══ EXTRACTED RECORDS

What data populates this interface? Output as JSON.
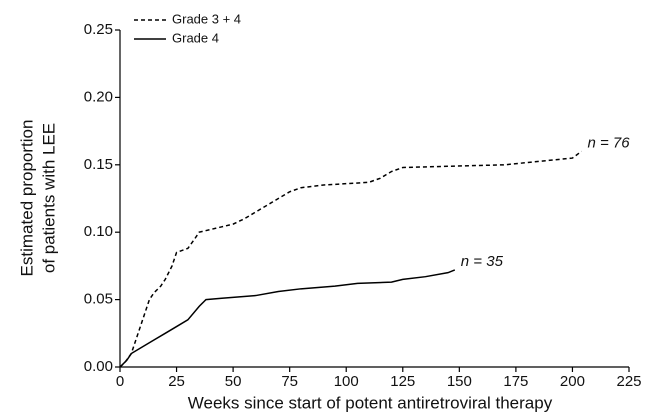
{
  "chart_data": {
    "type": "line",
    "xlabel": "Weeks since start of potent antiretroviral therapy",
    "ylabel": [
      "Estimated proportion",
      "of patients with LEE"
    ],
    "xlim": [
      0,
      225
    ],
    "xticks": [
      0,
      25,
      50,
      75,
      100,
      125,
      150,
      175,
      200,
      225
    ],
    "ylim": [
      0,
      0.25
    ],
    "yticks": [
      {
        "value": 0,
        "label": "0.00"
      },
      0.05,
      {
        "value": 0.1,
        "label": "0.10"
      },
      0.15,
      {
        "value": 0.2,
        "label": "0.20"
      },
      0.25
    ],
    "legend": "upper left",
    "series": [
      {
        "name": "Grade 3 + 4",
        "color": "#000000",
        "style": "dashed",
        "end_label": "n = 76",
        "x": [
          0,
          2,
          5,
          8,
          10,
          13,
          15,
          18,
          20,
          23,
          25,
          30,
          33,
          35,
          40,
          45,
          50,
          55,
          60,
          65,
          70,
          75,
          80,
          90,
          110,
          115,
          120,
          125,
          170,
          200,
          204
        ],
        "values": [
          0,
          0.003,
          0.01,
          0.025,
          0.035,
          0.05,
          0.055,
          0.06,
          0.065,
          0.075,
          0.085,
          0.088,
          0.095,
          0.1,
          0.102,
          0.104,
          0.106,
          0.11,
          0.115,
          0.12,
          0.125,
          0.13,
          0.133,
          0.135,
          0.137,
          0.14,
          0.145,
          0.148,
          0.15,
          0.155,
          0.16
        ]
      },
      {
        "name": "Grade 4",
        "color": "#000000",
        "style": "solid",
        "end_label": "n = 35",
        "x": [
          0,
          3,
          5,
          10,
          15,
          20,
          25,
          30,
          35,
          38,
          45,
          60,
          70,
          80,
          95,
          105,
          120,
          125,
          135,
          145,
          148
        ],
        "values": [
          0,
          0.005,
          0.01,
          0.015,
          0.02,
          0.025,
          0.03,
          0.035,
          0.045,
          0.05,
          0.051,
          0.053,
          0.056,
          0.058,
          0.06,
          0.062,
          0.063,
          0.065,
          0.067,
          0.07,
          0.072
        ]
      }
    ]
  }
}
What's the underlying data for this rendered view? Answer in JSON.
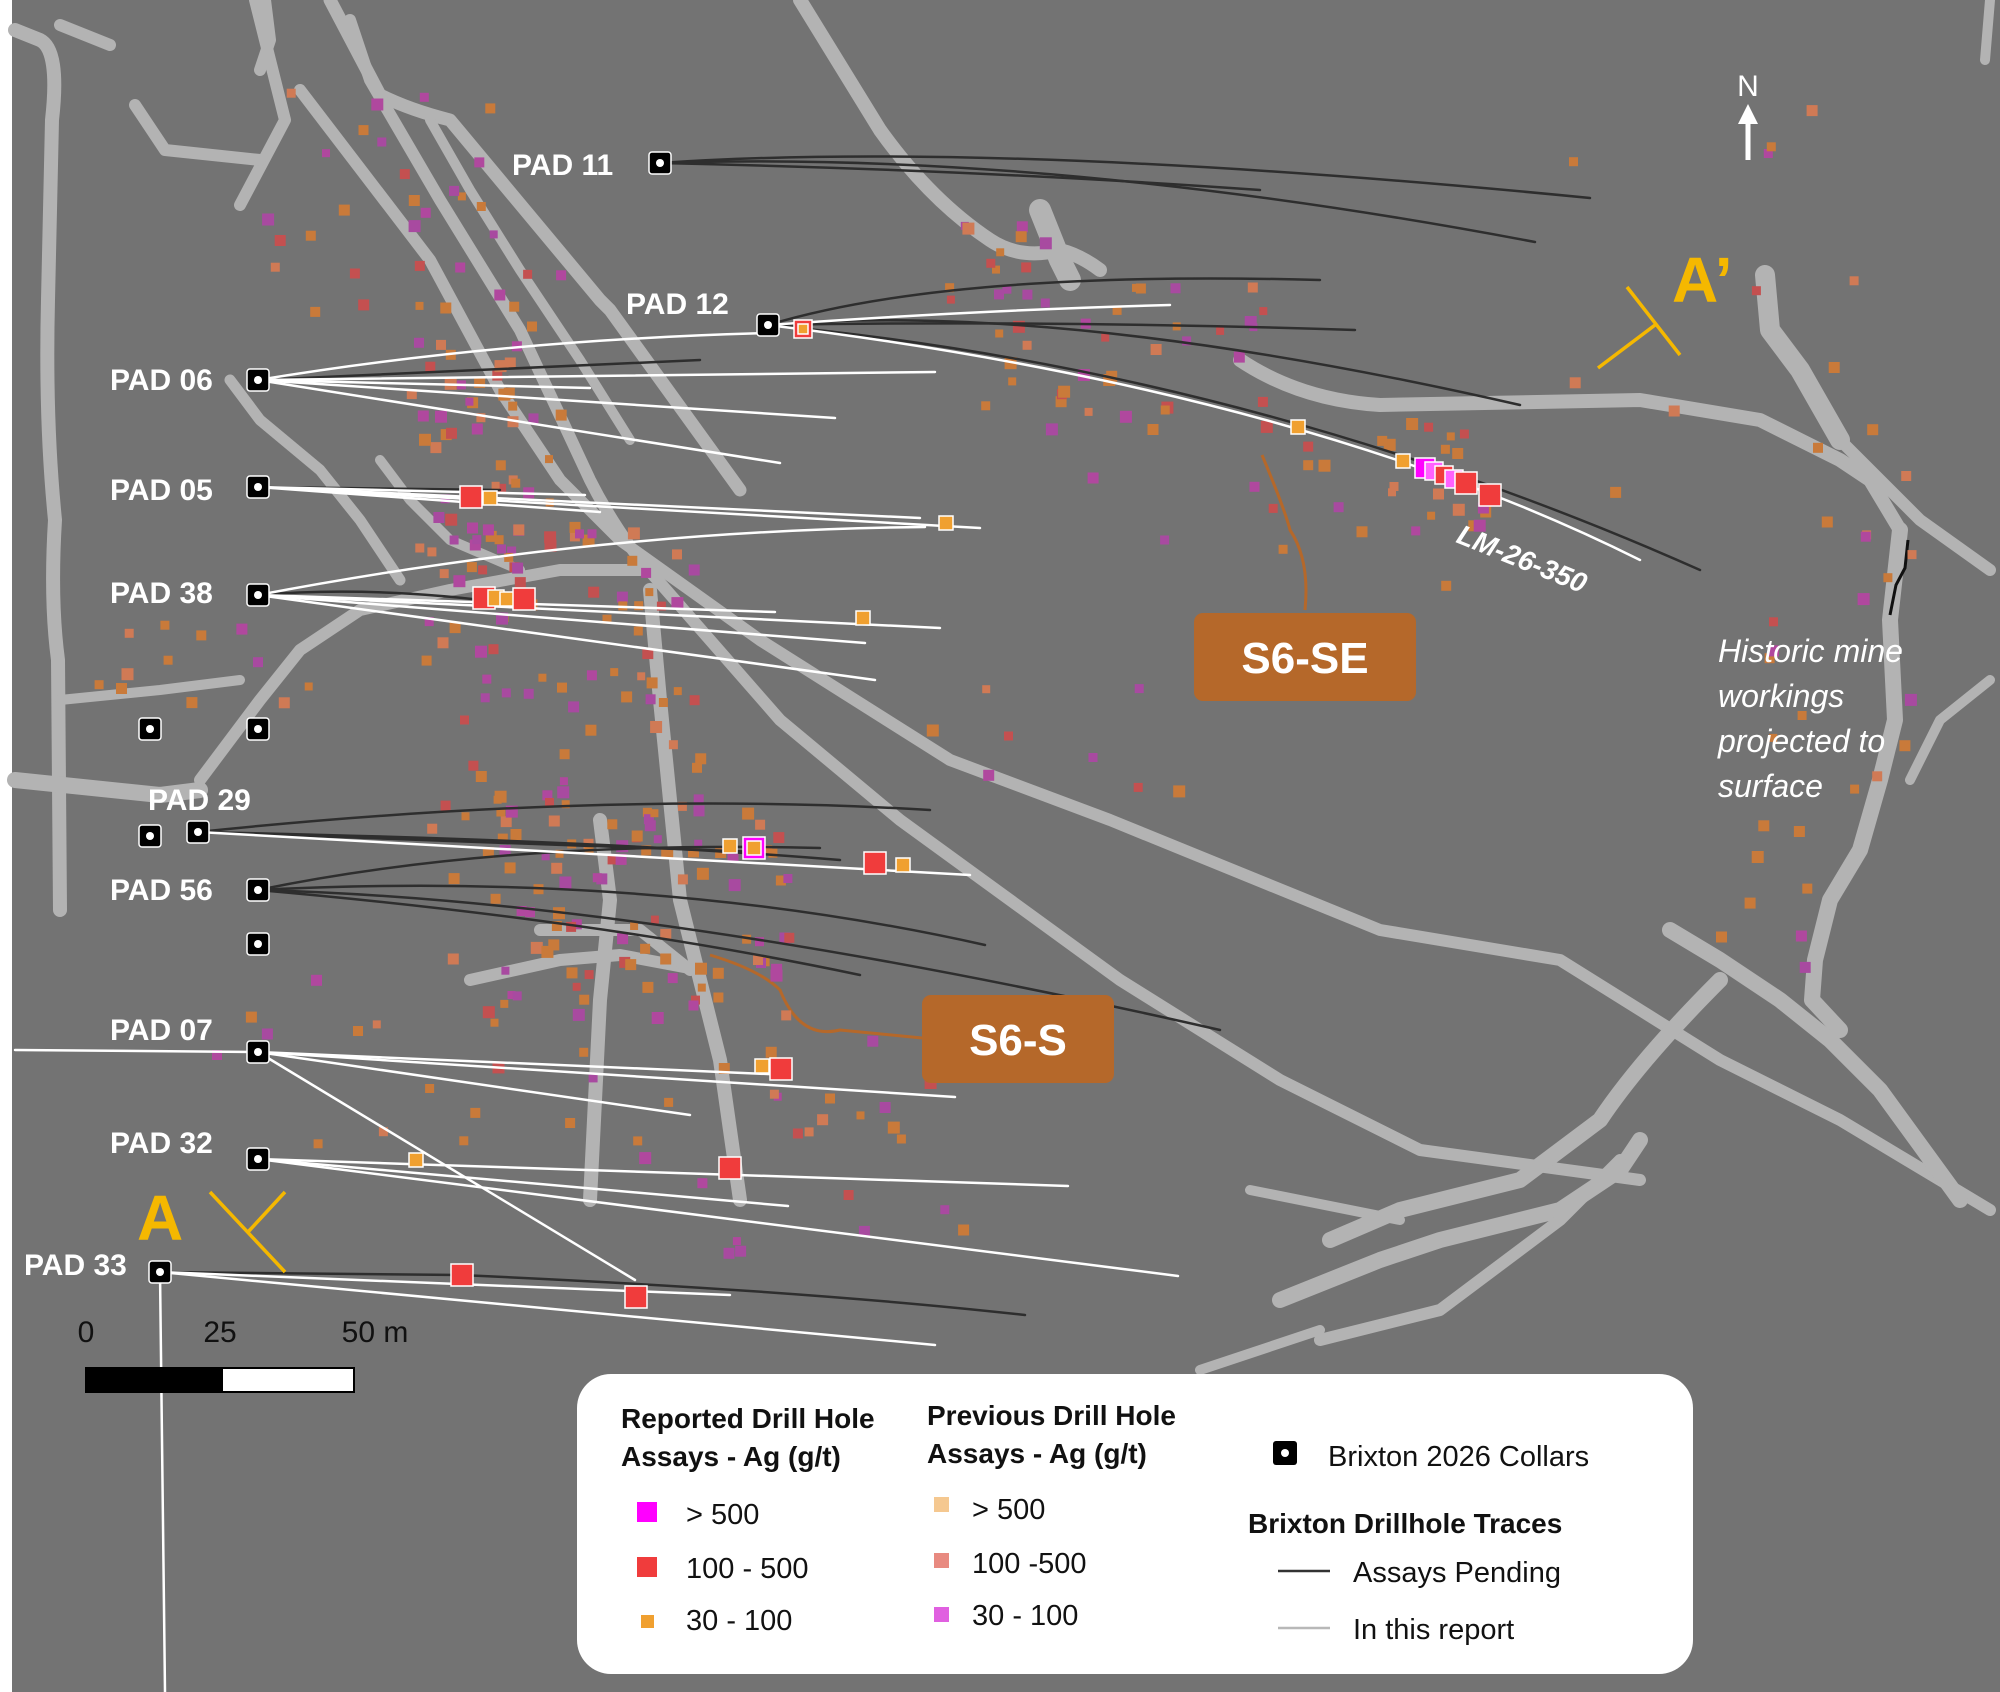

════

Your answer must be a verbatim copy of the entries above, with no images included.

*WRITTEN ANSWER*
What data populates this interface? Output as JSON.
{
  "chart_data": {
    "type": "line",
    "xlabel": "Weeks since start of potent antiretroviral therapy",
    "ylabel": [
      "Estimated proportion",
      "of patients with LEE"
    ],
    "xlim": [
      0,
      225
    ],
    "xticks": [
      0,
      25,
      50,
      75,
      100,
      125,
      150,
      175,
      200,
      225
    ],
    "ylim": [
      0,
      0.25
    ],
    "yticks": [
      {
        "value": 0,
        "label": "0.00"
      },
      0.05,
      {
        "value": 0.1,
        "label": "0.10"
      },
      0.15,
      {
        "value": 0.2,
        "label": "0.20"
      },
      0.25
    ],
    "legend": "upper left",
    "series": [
      {
        "name": "Grade 3 + 4",
        "color": "#000000",
        "style": "dashed",
        "end_label": "n = 76",
        "x": [
          0,
          2,
          5,
          8,
          10,
          13,
          15,
          18,
          20,
          23,
          25,
          30,
          33,
          35,
          40,
          45,
          50,
          55,
          60,
          65,
          70,
          75,
          80,
          90,
          110,
          115,
          120,
          125,
          170,
          200,
          204
        ],
        "values": [
          0,
          0.003,
          0.01,
          0.025,
          0.035,
          0.05,
          0.055,
          0.06,
          0.065,
          0.075,
          0.085,
          0.088,
          0.095,
          0.1,
          0.102,
          0.104,
          0.106,
          0.11,
          0.115,
          0.12,
          0.125,
          0.13,
          0.133,
          0.135,
          0.137,
          0.14,
          0.145,
          0.148,
          0.15,
          0.155,
          0.16
        ]
      },
      {
        "name": "Grade 4",
        "color": "#000000",
        "style": "solid",
        "end_label": "n = 35",
        "x": [
          0,
          3,
          5,
          10,
          15,
          20,
          25,
          30,
          35,
          38,
          45,
          60,
          70,
          80,
          95,
          105,
          120,
          125,
          135,
          145,
          148
        ],
        "values": [
          0,
          0.005,
          0.01,
          0.015,
          0.02,
          0.025,
          0.03,
          0.035,
          0.045,
          0.05,
          0.051,
          0.053,
          0.056,
          0.058,
          0.06,
          0.062,
          0.063,
          0.065,
          0.067,
          0.07,
          0.072
        ]
      }
    ]
  }
}
What's the underlying data for this rendered view? Answer in JSON.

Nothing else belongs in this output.